| PROBLEM TO SOLVE |
Can you pull out each line of the data below that includes the word "Monthly"?

═════ LISTED RECORDS ═════

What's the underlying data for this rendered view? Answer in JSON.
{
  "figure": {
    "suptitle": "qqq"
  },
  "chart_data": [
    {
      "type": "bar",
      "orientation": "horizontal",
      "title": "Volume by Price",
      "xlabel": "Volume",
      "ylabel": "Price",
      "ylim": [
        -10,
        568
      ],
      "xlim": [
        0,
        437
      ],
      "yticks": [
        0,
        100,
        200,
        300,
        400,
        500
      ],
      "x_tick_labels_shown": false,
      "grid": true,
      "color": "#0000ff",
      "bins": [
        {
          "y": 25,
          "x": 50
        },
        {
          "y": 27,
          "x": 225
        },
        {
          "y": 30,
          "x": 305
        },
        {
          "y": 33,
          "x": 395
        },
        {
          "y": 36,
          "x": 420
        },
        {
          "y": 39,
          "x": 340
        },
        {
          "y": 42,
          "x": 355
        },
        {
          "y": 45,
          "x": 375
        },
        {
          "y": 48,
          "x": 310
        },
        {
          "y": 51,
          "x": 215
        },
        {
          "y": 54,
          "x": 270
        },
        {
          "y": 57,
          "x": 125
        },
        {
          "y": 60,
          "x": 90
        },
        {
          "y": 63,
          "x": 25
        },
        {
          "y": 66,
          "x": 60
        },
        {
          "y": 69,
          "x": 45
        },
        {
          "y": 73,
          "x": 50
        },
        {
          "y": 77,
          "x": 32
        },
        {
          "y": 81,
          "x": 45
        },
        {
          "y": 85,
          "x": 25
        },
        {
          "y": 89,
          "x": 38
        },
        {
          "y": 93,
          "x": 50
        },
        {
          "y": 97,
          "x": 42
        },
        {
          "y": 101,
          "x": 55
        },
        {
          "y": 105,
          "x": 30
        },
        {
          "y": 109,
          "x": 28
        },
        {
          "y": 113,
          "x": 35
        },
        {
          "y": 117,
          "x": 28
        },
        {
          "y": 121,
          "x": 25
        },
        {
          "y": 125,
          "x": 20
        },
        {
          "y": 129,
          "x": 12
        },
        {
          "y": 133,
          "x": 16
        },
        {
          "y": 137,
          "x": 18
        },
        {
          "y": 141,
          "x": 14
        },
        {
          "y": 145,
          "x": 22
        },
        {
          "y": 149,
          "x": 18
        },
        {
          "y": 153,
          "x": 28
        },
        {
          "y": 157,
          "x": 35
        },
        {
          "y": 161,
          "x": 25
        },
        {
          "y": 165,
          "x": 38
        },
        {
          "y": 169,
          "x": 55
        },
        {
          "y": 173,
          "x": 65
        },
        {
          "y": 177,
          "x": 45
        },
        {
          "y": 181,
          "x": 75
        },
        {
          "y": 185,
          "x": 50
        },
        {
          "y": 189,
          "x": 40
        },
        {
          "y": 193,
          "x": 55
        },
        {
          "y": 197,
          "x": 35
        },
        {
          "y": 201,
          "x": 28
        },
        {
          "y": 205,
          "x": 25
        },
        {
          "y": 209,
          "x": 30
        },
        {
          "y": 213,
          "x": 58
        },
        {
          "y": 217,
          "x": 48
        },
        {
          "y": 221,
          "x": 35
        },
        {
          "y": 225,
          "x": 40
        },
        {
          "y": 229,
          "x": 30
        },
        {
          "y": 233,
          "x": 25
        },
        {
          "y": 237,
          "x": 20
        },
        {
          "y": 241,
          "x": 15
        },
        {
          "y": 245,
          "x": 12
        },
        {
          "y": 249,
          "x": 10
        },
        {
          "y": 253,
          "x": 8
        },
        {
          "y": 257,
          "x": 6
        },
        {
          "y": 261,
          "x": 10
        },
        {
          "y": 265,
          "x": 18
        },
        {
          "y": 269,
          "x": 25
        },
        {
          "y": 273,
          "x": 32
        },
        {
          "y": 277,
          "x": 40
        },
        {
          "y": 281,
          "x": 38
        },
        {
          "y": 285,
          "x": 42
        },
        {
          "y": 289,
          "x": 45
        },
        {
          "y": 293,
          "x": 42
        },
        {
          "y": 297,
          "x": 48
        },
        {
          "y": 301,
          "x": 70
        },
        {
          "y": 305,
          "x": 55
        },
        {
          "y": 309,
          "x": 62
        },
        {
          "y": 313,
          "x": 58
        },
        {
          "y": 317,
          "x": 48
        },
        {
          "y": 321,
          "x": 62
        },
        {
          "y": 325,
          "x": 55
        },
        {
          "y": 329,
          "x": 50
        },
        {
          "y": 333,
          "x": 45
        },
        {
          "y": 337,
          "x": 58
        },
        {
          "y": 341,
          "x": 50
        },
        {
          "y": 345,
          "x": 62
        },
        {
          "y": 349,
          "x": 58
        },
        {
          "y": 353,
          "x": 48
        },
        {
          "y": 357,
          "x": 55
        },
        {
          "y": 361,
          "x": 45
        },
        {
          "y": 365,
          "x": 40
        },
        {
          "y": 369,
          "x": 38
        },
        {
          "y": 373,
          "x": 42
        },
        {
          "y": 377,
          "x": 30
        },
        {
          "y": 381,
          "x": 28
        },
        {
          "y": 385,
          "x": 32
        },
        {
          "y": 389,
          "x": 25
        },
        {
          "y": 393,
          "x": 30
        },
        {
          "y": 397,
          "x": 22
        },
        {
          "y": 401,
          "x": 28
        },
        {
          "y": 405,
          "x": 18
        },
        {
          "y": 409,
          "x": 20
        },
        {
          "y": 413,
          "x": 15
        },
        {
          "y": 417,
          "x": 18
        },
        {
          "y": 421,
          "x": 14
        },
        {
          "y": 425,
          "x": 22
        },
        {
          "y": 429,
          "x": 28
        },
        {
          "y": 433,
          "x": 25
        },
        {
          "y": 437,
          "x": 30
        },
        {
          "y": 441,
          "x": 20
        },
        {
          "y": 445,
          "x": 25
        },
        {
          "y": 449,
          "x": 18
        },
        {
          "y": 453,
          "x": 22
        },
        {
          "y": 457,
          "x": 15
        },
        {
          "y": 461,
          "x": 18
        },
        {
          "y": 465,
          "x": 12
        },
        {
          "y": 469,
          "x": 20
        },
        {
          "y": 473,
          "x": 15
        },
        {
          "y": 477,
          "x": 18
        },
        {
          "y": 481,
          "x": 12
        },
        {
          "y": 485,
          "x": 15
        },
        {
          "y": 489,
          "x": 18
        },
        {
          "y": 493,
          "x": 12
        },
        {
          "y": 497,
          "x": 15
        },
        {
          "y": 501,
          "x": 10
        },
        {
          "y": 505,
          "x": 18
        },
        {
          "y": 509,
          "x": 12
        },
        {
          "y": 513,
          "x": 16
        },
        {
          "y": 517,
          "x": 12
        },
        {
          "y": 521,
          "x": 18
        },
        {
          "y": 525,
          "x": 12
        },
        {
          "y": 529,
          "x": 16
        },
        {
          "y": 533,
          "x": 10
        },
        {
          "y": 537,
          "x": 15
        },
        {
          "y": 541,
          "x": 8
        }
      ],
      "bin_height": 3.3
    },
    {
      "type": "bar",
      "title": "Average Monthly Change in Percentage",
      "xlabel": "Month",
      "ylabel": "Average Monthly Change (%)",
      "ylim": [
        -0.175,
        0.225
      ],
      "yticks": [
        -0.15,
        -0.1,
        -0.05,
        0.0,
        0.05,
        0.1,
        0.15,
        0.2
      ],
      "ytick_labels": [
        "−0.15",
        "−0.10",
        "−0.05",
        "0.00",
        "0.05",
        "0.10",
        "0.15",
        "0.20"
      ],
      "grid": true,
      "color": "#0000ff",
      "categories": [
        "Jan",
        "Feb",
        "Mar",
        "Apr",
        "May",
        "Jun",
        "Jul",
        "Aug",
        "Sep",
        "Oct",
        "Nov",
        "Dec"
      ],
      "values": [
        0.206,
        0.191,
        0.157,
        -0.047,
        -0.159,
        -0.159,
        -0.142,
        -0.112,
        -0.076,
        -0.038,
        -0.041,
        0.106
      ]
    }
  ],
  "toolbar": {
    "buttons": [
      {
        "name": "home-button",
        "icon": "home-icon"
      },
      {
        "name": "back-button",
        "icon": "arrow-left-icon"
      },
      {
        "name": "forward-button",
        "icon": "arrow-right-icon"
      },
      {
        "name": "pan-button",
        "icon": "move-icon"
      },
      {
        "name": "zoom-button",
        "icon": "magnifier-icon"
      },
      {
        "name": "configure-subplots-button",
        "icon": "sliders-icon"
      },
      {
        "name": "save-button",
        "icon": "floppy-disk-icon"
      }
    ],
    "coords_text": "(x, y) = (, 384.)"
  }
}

═════

| RESULT OF THIS TASK |
      "title": "Average Monthly Change in Percentage",
      "ylabel": "Average Monthly Change (%)",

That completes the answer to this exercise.